* **TASK DESCRIPTION**
Set down every entry word for word. Omit the pictures.
· · · · ·
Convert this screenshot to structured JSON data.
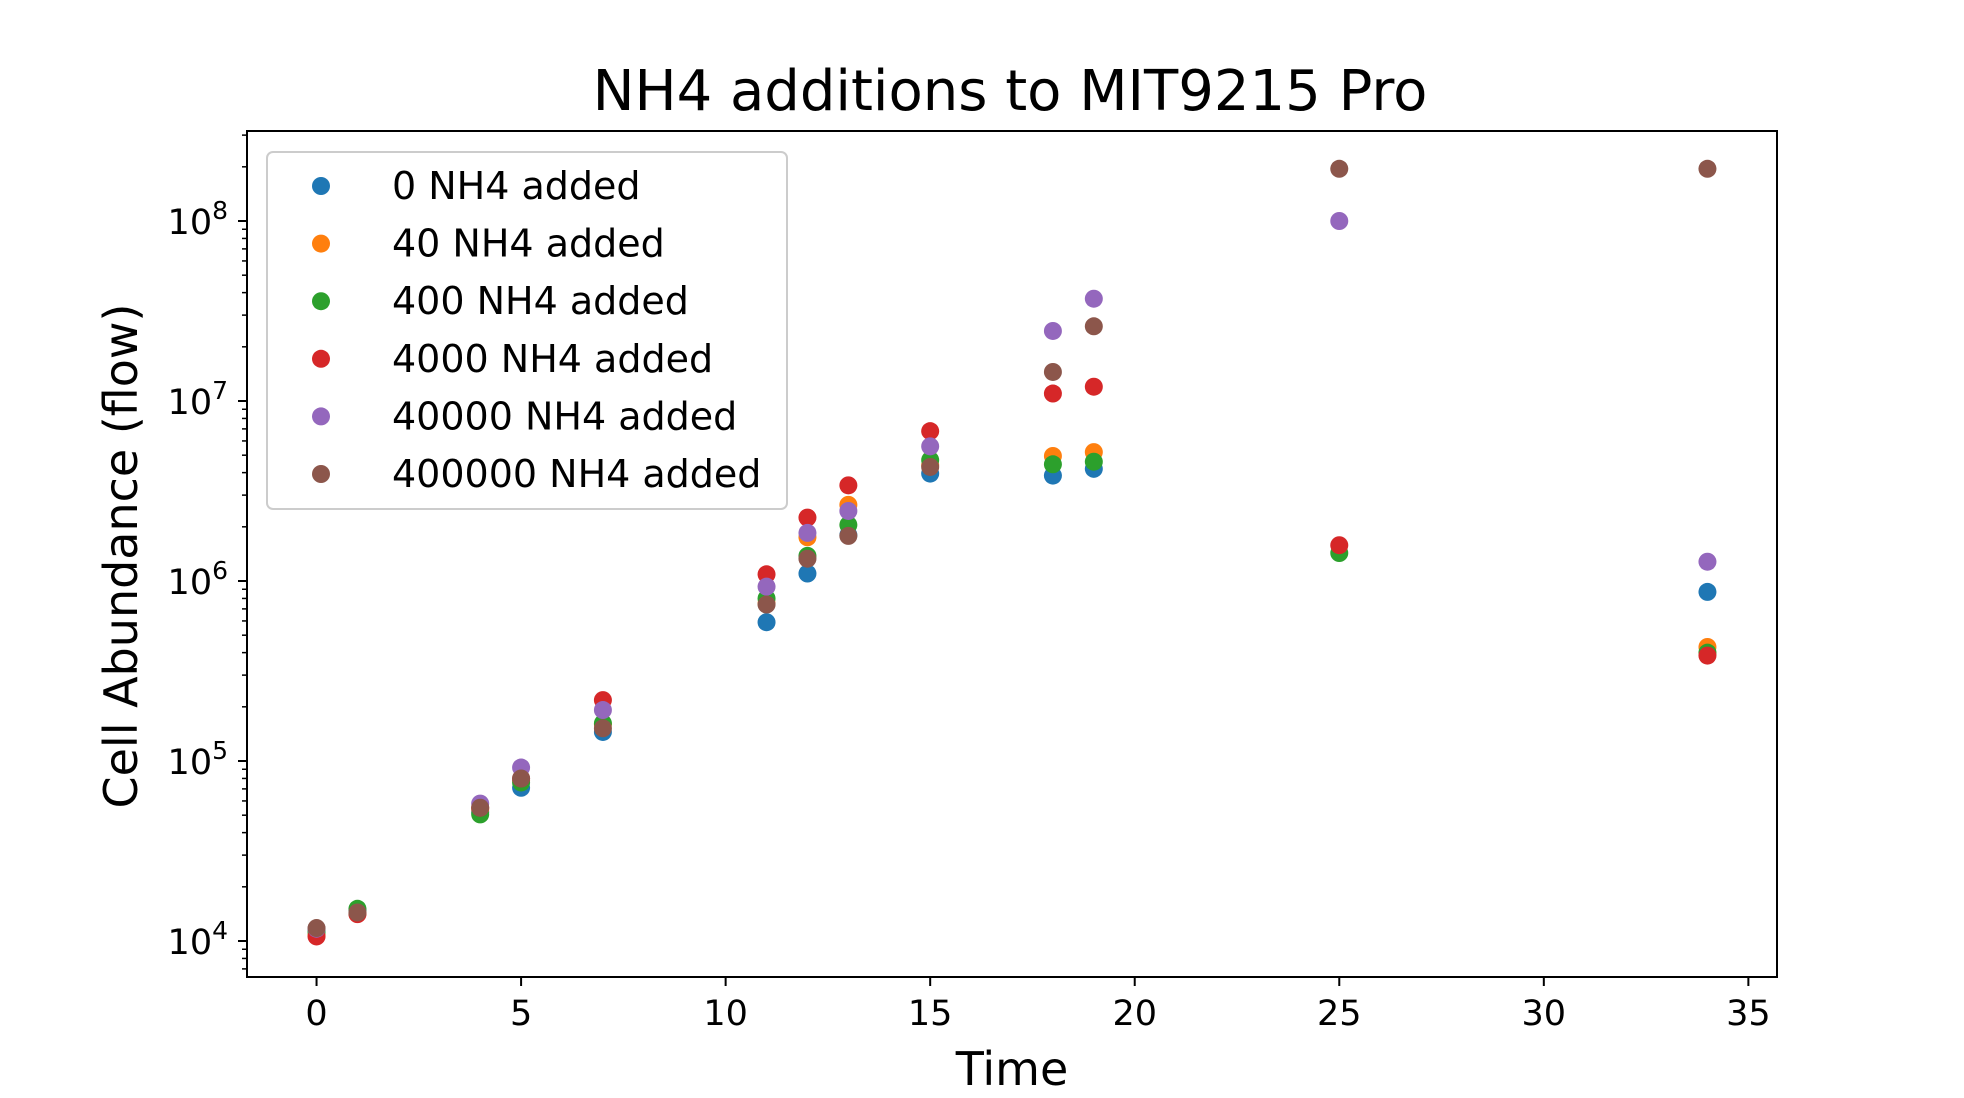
{
  "chart_data": {
    "type": "scatter",
    "title": "NH4 additions to MIT9215 Pro",
    "xlabel": "Time",
    "ylabel": "Cell Abundance (flow)",
    "xlim": [
      -1.7,
      35.7
    ],
    "ylim_log10": [
      3.8,
      8.5
    ],
    "yscale": "log",
    "x_ticks": [
      0,
      5,
      10,
      15,
      20,
      25,
      30,
      35
    ],
    "x_tick_labels": [
      "0",
      "5",
      "10",
      "15",
      "20",
      "25",
      "30",
      "35"
    ],
    "y_ticks_log10": [
      4,
      5,
      6,
      7,
      8
    ],
    "y_tick_base": "10",
    "y_tick_exponents": [
      "4",
      "5",
      "6",
      "7",
      "8"
    ],
    "grid": false,
    "legend_position": "upper-left",
    "series": [
      {
        "name": "0 NH4 added",
        "color": "#1f77b4",
        "points": [
          [
            0,
            11500
          ],
          [
            1,
            14800
          ],
          [
            4,
            52000
          ],
          [
            5,
            71000
          ],
          [
            7,
            145000
          ],
          [
            11,
            590000
          ],
          [
            12,
            1100000
          ],
          [
            13,
            1800000
          ],
          [
            15,
            3950000
          ],
          [
            18,
            3850000
          ],
          [
            19,
            4200000
          ],
          [
            34,
            870000
          ]
        ]
      },
      {
        "name": "40 NH4 added",
        "color": "#ff7f0e",
        "points": [
          [
            0,
            10800
          ],
          [
            1,
            14200
          ],
          [
            4,
            54000
          ],
          [
            5,
            78000
          ],
          [
            7,
            160000
          ],
          [
            11,
            750000
          ],
          [
            12,
            1750000
          ],
          [
            13,
            2650000
          ],
          [
            15,
            4400000
          ],
          [
            18,
            4950000
          ],
          [
            19,
            5200000
          ],
          [
            34,
            430000
          ]
        ]
      },
      {
        "name": "400 NH4 added",
        "color": "#2ca02c",
        "points": [
          [
            0,
            11200
          ],
          [
            1,
            15100
          ],
          [
            4,
            50500
          ],
          [
            5,
            76000
          ],
          [
            7,
            162000
          ],
          [
            11,
            800000
          ],
          [
            12,
            1380000
          ],
          [
            13,
            2050000
          ],
          [
            15,
            4700000
          ],
          [
            18,
            4450000
          ],
          [
            19,
            4600000
          ],
          [
            25,
            1430000
          ],
          [
            34,
            400000
          ]
        ]
      },
      {
        "name": "4000 NH4 added",
        "color": "#d62728",
        "points": [
          [
            0,
            10600
          ],
          [
            1,
            14100
          ],
          [
            4,
            55000
          ],
          [
            5,
            80000
          ],
          [
            7,
            218000
          ],
          [
            11,
            1090000
          ],
          [
            12,
            2250000
          ],
          [
            13,
            3400000
          ],
          [
            15,
            6800000
          ],
          [
            18,
            11000000
          ],
          [
            19,
            12000000
          ],
          [
            25,
            1580000
          ],
          [
            34,
            385000
          ]
        ]
      },
      {
        "name": "40000 NH4 added",
        "color": "#9467bd",
        "points": [
          [
            0,
            11700
          ],
          [
            4,
            58000
          ],
          [
            5,
            92000
          ],
          [
            7,
            192000
          ],
          [
            11,
            930000
          ],
          [
            12,
            1850000
          ],
          [
            13,
            2450000
          ],
          [
            15,
            5600000
          ],
          [
            18,
            24500000
          ],
          [
            19,
            37000000
          ],
          [
            25,
            100000000
          ],
          [
            34,
            1280000
          ]
        ]
      },
      {
        "name": "400000 NH4 added",
        "color": "#8c564b",
        "points": [
          [
            0,
            11800
          ],
          [
            1,
            14400
          ],
          [
            4,
            55000
          ],
          [
            5,
            80000
          ],
          [
            7,
            152000
          ],
          [
            11,
            740000
          ],
          [
            12,
            1330000
          ],
          [
            13,
            1780000
          ],
          [
            15,
            4300000
          ],
          [
            18,
            14500000
          ],
          [
            19,
            26000000
          ],
          [
            25,
            195000000
          ],
          [
            34,
            195000000
          ]
        ]
      }
    ]
  }
}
· · · · ·
* **PROBLEM SOLUTION**
Convert this screenshot to structured JSON data.
{
  "chart_data": {
    "type": "scatter",
    "title": "NH4 additions to MIT9215 Pro",
    "xlabel": "Time",
    "ylabel": "Cell Abundance (flow)",
    "xlim": [
      -1.7,
      35.7
    ],
    "ylim_log10": [
      3.8,
      8.5
    ],
    "yscale": "log",
    "x_ticks": [
      0,
      5,
      10,
      15,
      20,
      25,
      30,
      35
    ],
    "x_tick_labels": [
      "0",
      "5",
      "10",
      "15",
      "20",
      "25",
      "30",
      "35"
    ],
    "y_ticks_log10": [
      4,
      5,
      6,
      7,
      8
    ],
    "y_tick_base": "10",
    "y_tick_exponents": [
      "4",
      "5",
      "6",
      "7",
      "8"
    ],
    "grid": false,
    "legend_position": "upper-left",
    "series": [
      {
        "name": "0 NH4 added",
        "color": "#1f77b4",
        "points": [
          [
            0,
            11500
          ],
          [
            1,
            14800
          ],
          [
            4,
            52000
          ],
          [
            5,
            71000
          ],
          [
            7,
            145000
          ],
          [
            11,
            590000
          ],
          [
            12,
            1100000
          ],
          [
            13,
            1800000
          ],
          [
            15,
            3950000
          ],
          [
            18,
            3850000
          ],
          [
            19,
            4200000
          ],
          [
            34,
            870000
          ]
        ]
      },
      {
        "name": "40 NH4 added",
        "color": "#ff7f0e",
        "points": [
          [
            0,
            10800
          ],
          [
            1,
            14200
          ],
          [
            4,
            54000
          ],
          [
            5,
            78000
          ],
          [
            7,
            160000
          ],
          [
            11,
            750000
          ],
          [
            12,
            1750000
          ],
          [
            13,
            2650000
          ],
          [
            15,
            4400000
          ],
          [
            18,
            4950000
          ],
          [
            19,
            5200000
          ],
          [
            34,
            430000
          ]
        ]
      },
      {
        "name": "400 NH4 added",
        "color": "#2ca02c",
        "points": [
          [
            0,
            11200
          ],
          [
            1,
            15100
          ],
          [
            4,
            50500
          ],
          [
            5,
            76000
          ],
          [
            7,
            162000
          ],
          [
            11,
            800000
          ],
          [
            12,
            1380000
          ],
          [
            13,
            2050000
          ],
          [
            15,
            4700000
          ],
          [
            18,
            4450000
          ],
          [
            19,
            4600000
          ],
          [
            25,
            1430000
          ],
          [
            34,
            400000
          ]
        ]
      },
      {
        "name": "4000 NH4 added",
        "color": "#d62728",
        "points": [
          [
            0,
            10600
          ],
          [
            1,
            14100
          ],
          [
            4,
            55000
          ],
          [
            5,
            80000
          ],
          [
            7,
            218000
          ],
          [
            11,
            1090000
          ],
          [
            12,
            2250000
          ],
          [
            13,
            3400000
          ],
          [
            15,
            6800000
          ],
          [
            18,
            11000000
          ],
          [
            19,
            12000000
          ],
          [
            25,
            1580000
          ],
          [
            34,
            385000
          ]
        ]
      },
      {
        "name": "40000 NH4 added",
        "color": "#9467bd",
        "points": [
          [
            0,
            11700
          ],
          [
            4,
            58000
          ],
          [
            5,
            92000
          ],
          [
            7,
            192000
          ],
          [
            11,
            930000
          ],
          [
            12,
            1850000
          ],
          [
            13,
            2450000
          ],
          [
            15,
            5600000
          ],
          [
            18,
            24500000
          ],
          [
            19,
            37000000
          ],
          [
            25,
            100000000
          ],
          [
            34,
            1280000
          ]
        ]
      },
      {
        "name": "400000 NH4 added",
        "color": "#8c564b",
        "points": [
          [
            0,
            11800
          ],
          [
            1,
            14400
          ],
          [
            4,
            55000
          ],
          [
            5,
            80000
          ],
          [
            7,
            152000
          ],
          [
            11,
            740000
          ],
          [
            12,
            1330000
          ],
          [
            13,
            1780000
          ],
          [
            15,
            4300000
          ],
          [
            18,
            14500000
          ],
          [
            19,
            26000000
          ],
          [
            25,
            195000000
          ],
          [
            34,
            195000000
          ]
        ]
      }
    ]
  }
}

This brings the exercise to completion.